* [TASK INSTRUCTIONS]: Output the material beneath this task exactly, images excluded.
═════ RECORDS FOR THE TASK ═════
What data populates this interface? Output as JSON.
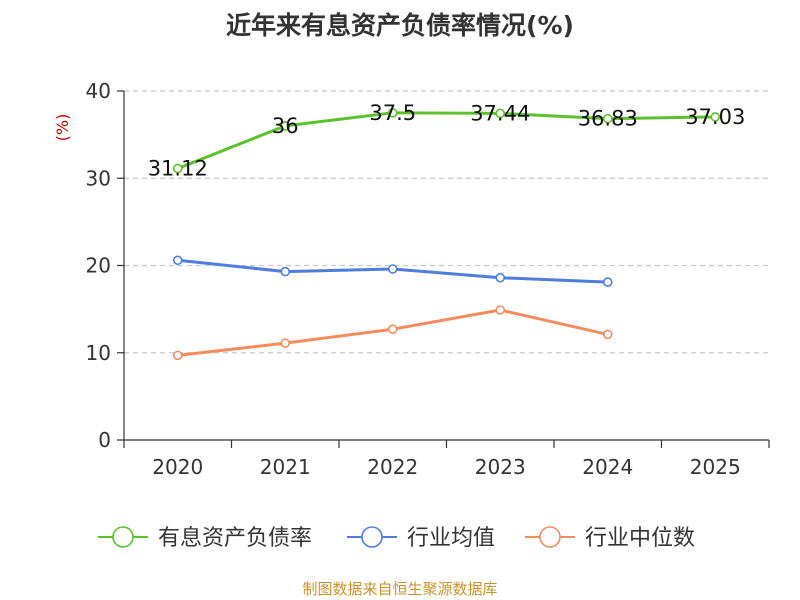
{
  "footer": {
    "source": "制图数据来自恒生聚源数据库"
  },
  "chart_data": {
    "type": "line",
    "title": "近年来有息资产负债率情况(%)",
    "ylabel": "(%)",
    "xlabel": "",
    "categories": [
      "2020",
      "2021",
      "2022",
      "2023",
      "2024",
      "2025"
    ],
    "ylim": [
      0,
      40
    ],
    "yticks": [
      0,
      10,
      20,
      30,
      40
    ],
    "grid": true,
    "legend_position": "bottom",
    "series": [
      {
        "name": "有息资产负债率",
        "color": "#5cc12d",
        "values": [
          31.12,
          36,
          37.5,
          37.44,
          36.83,
          37.03
        ],
        "labels": [
          "31.12",
          "36",
          "37.5",
          "37.44",
          "36.83",
          "37.03"
        ]
      },
      {
        "name": "行业均值",
        "color": "#4e7ddb",
        "values": [
          20.6,
          19.3,
          19.6,
          18.6,
          18.1,
          null
        ]
      },
      {
        "name": "行业中位数",
        "color": "#f28c5c",
        "values": [
          9.7,
          11.1,
          12.7,
          14.9,
          12.1,
          null
        ]
      }
    ]
  }
}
═════
* [TASK RESULT]:
What data populates this interface? Output as JSON.
{
  "footer": {
    "source": "制图数据来自恒生聚源数据库"
  },
  "chart_data": {
    "type": "line",
    "title": "近年来有息资产负债率情况(%)",
    "ylabel": "(%)",
    "xlabel": "",
    "categories": [
      "2020",
      "2021",
      "2022",
      "2023",
      "2024",
      "2025"
    ],
    "ylim": [
      0,
      40
    ],
    "yticks": [
      0,
      10,
      20,
      30,
      40
    ],
    "grid": true,
    "legend_position": "bottom",
    "series": [
      {
        "name": "有息资产负债率",
        "color": "#5cc12d",
        "values": [
          31.12,
          36,
          37.5,
          37.44,
          36.83,
          37.03
        ],
        "labels": [
          "31.12",
          "36",
          "37.5",
          "37.44",
          "36.83",
          "37.03"
        ]
      },
      {
        "name": "行业均值",
        "color": "#4e7ddb",
        "values": [
          20.6,
          19.3,
          19.6,
          18.6,
          18.1,
          null
        ]
      },
      {
        "name": "行业中位数",
        "color": "#f28c5c",
        "values": [
          9.7,
          11.1,
          12.7,
          14.9,
          12.1,
          null
        ]
      }
    ]
  }
}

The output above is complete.